Where a line of the material contains the string "Termination", copy that line.

The data |
---*---

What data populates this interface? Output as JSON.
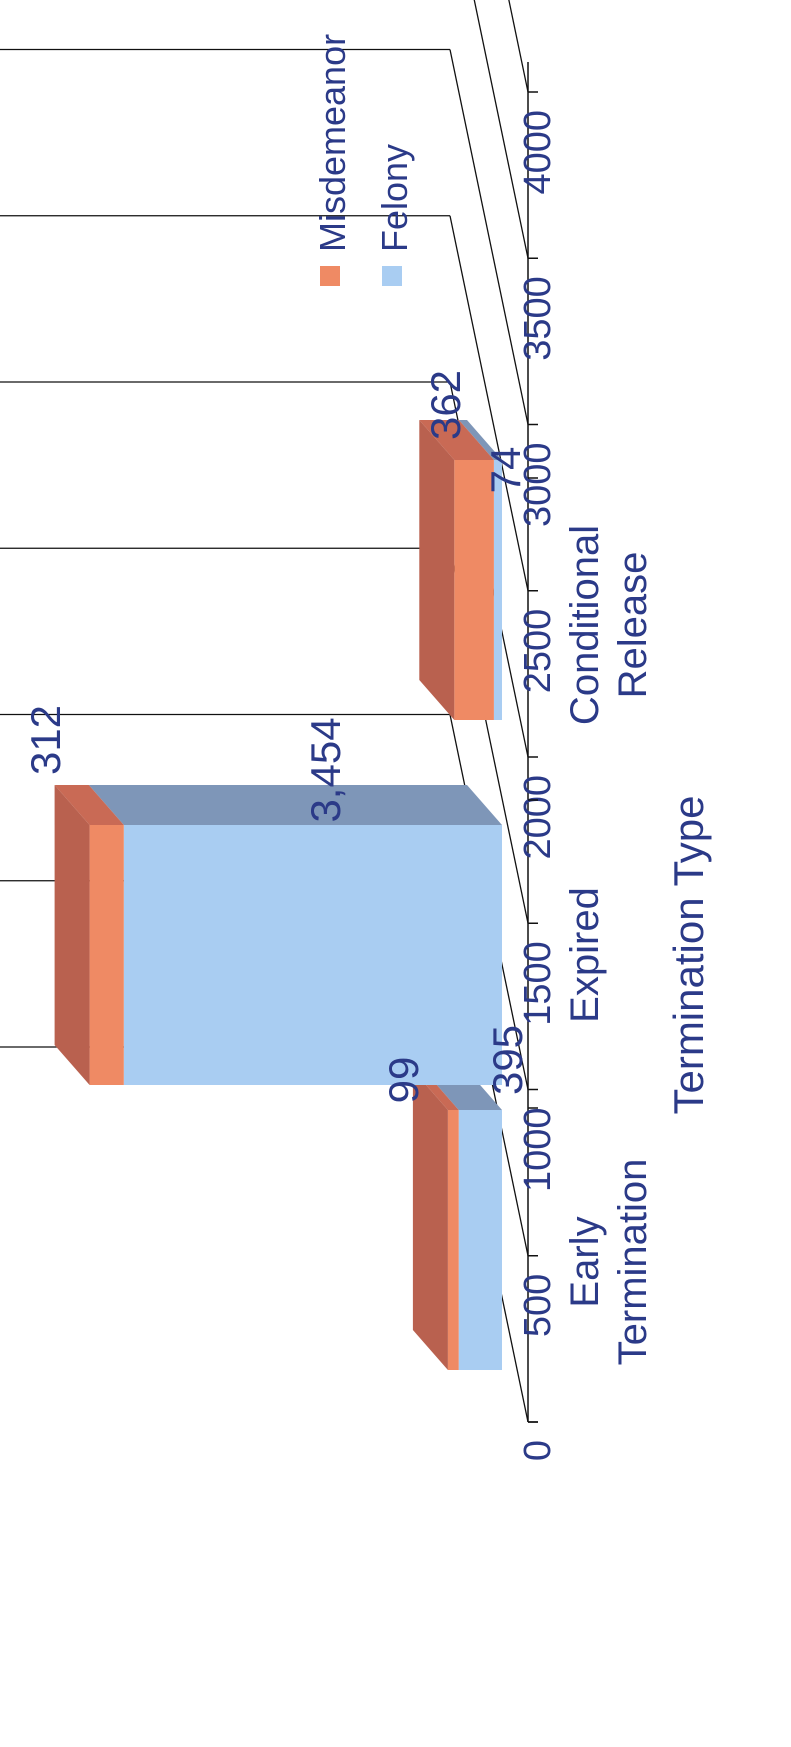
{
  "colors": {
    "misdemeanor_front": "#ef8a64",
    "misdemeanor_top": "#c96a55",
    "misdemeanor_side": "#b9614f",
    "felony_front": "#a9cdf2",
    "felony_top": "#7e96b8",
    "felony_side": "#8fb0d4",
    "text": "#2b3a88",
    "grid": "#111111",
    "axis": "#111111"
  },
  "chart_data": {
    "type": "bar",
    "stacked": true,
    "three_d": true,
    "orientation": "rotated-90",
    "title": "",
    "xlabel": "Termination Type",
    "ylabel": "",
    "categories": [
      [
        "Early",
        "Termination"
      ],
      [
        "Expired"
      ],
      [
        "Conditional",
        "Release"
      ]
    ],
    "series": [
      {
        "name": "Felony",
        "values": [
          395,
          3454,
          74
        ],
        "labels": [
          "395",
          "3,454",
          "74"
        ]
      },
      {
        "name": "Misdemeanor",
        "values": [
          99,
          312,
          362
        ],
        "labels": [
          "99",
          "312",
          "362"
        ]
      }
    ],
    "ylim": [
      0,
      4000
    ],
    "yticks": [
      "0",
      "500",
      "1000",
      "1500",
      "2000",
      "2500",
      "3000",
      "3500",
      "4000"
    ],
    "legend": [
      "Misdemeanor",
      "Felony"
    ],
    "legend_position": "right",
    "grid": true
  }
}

---*---

Completed task |
    "xlabel": "Termination Type",
        "Termination"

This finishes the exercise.